Dataset items
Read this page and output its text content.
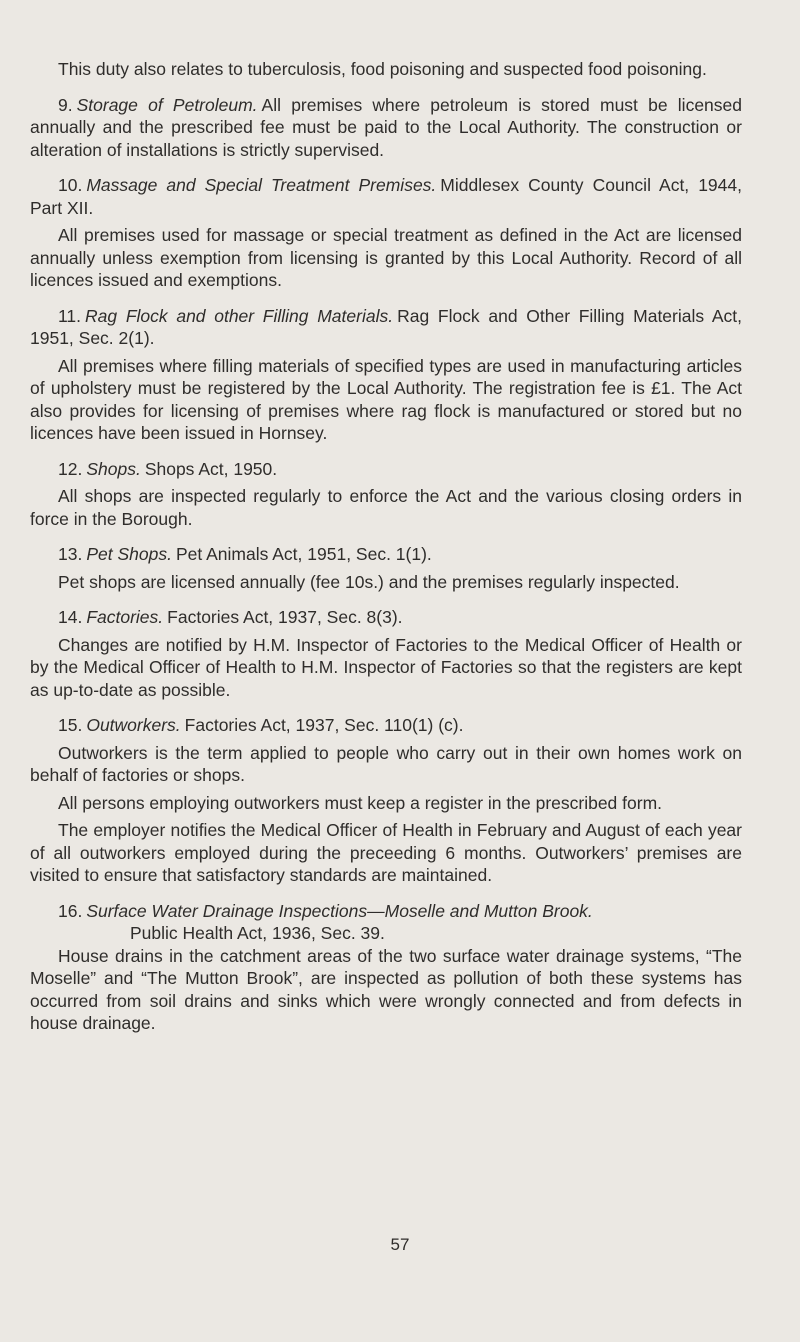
This duty also relates to tuberculosis, food poisoning and suspected food poisoning.

9. Storage of Petroleum. All premises where petroleum is stored must be licensed annually and the prescribed fee must be paid to the Local Authority. The construction or alteration of installations is strictly supervised.

10. Massage and Special Treatment Premises. Middlesex County Council Act, 1944, Part XII.

All premises used for massage or special treatment as defined in the Act are licensed annually unless exemption from licensing is granted by this Local Authority. Record of all licences issued and exemptions.

11. Rag Flock and other Filling Materials. Rag Flock and Other Filling Materials Act, 1951, Sec. 2(1).

All premises where filling materials of specified types are used in manufacturing articles of upholstery must be registered by the Local Authority. The registration fee is £1. The Act also provides for licensing of premises where rag flock is manufactured or stored but no licences have been issued in Hornsey.

12. Shops. Shops Act, 1950.

All shops are inspected regularly to enforce the Act and the various closing orders in force in the Borough.

13. Pet Shops. Pet Animals Act, 1951, Sec. 1(1).

Pet shops are licensed annually (fee 10s.) and the premises regularly inspected.

14. Factories. Factories Act, 1937, Sec. 8(3).

Changes are notified by H.M. Inspector of Factories to the Medical Officer of Health or by the Medical Officer of Health to H.M. Inspector of Factories so that the registers are kept as up-to-date as possible.

15. Outworkers. Factories Act, 1937, Sec. 110(1) (c).

Outworkers is the term applied to people who carry out in their own homes work on behalf of factories or shops.

All persons employing outworkers must keep a register in the prescribed form.

The employer notifies the Medical Officer of Health in February and August of each year of all outworkers employed during the preceeding 6 months. Outworkers’ premises are visited to ensure that satisfactory standards are maintained.

16. Surface Water Drainage Inspections—Moselle and Mutton Brook.

Public Health Act, 1936, Sec. 39.

House drains in the catchment areas of the two surface water drainage systems, “The Moselle” and “The Mutton Brook”, are inspected as pollution of both these systems has occurred from soil drains and sinks which were wrongly connected and from defects in house drainage.

57
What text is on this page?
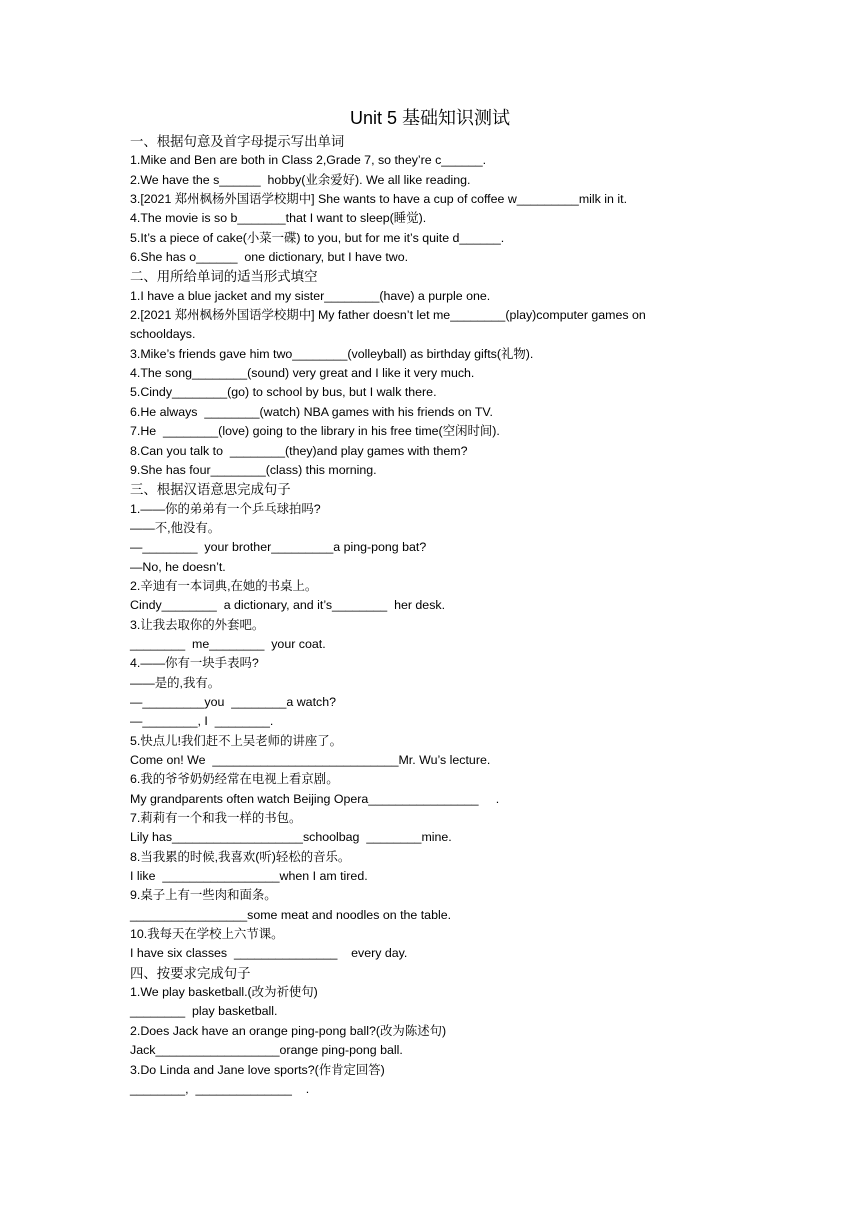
Unit 5 基础知识测试
一、根据句意及首字母提示写出单词
1.Mike and Ben are both in Class 2,Grade 7, so they’re c______.
2.We have the s______  hobby(业余爱好). We all like reading.
3.[2021 郑州枫杨外国语学校期中] She wants to have a cup of coffee w_________milk in it.
4.The movie is so b_______that I want to sleep(睡觉).
5.It’s a piece of cake(小菜一碟) to you, but for me it’s quite d______.
6.She has o______  one dictionary, but I have two.
二、用所给单词的适当形式填空
1.I have a blue jacket and my sister________(have) a purple one.
2.[2021 郑州枫杨外国语学校期中] My father doesn’t let me________(play)computer games on
schooldays.
3.Mike’s friends gave him two________(volleyball) as birthday gifts(礼物).
4.The song________(sound) very great and I like it very much.
5.Cindy________(go) to school by bus, but I walk there.
6.He always  ________(watch) NBA games with his friends on TV.
7.He  ________(love) going to the library in his free time(空闲时间).
8.Can you talk to  ________(they)and play games with them?
9.She has four________(class) this morning.
三、根据汉语意思完成句子
1.——你的弟弟有一个乒乓球拍吗?
——不,他没有。
—________  your brother_________a ping-pong bat?
—No, he doesn’t.
2.辛迪有一本词典,在她的书桌上。
Cindy________  a dictionary, and it’s________  her desk.
3.让我去取你的外套吧。
________  me________  your coat.
4.——你有一块手表吗?
——是的,我有。
—_________you  ________a watch?
—________, I  ________.
5.快点儿!我们赶不上吴老师的讲座了。
Come on! We  ___________________________Mr. Wu’s lecture.
6.我的爷爷奶奶经常在电视上看京剧。
My grandparents often watch Beijing Opera________________     .
7.莉莉有一个和我一样的书包。
Lily has___________________schoolbag  ________mine.
8.当我累的时候,我喜欢(听)轻松的音乐。
I like  _________________when I am tired.
9.桌子上有一些肉和面条。
_________________some meat and noodles on the table.
10.我每天在学校上六节课。
I have six classes  _______________    every day.
四、按要求完成句子
1.We play basketball.(改为祈使句)
________  play basketball.
2.Does Jack have an orange ping-pong ball?(改为陈述句)
Jack__________________orange ping-pong ball.
3.Do Linda and Jane love sports?(作肯定回答)
________,  ______________    .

GIVEN TASK: Filter the records, keeping only lines that contain "your", and show those lines.

EXERCISE RESULT:
—________  your brother_________a ping-pong bat?
________  me________  your coat.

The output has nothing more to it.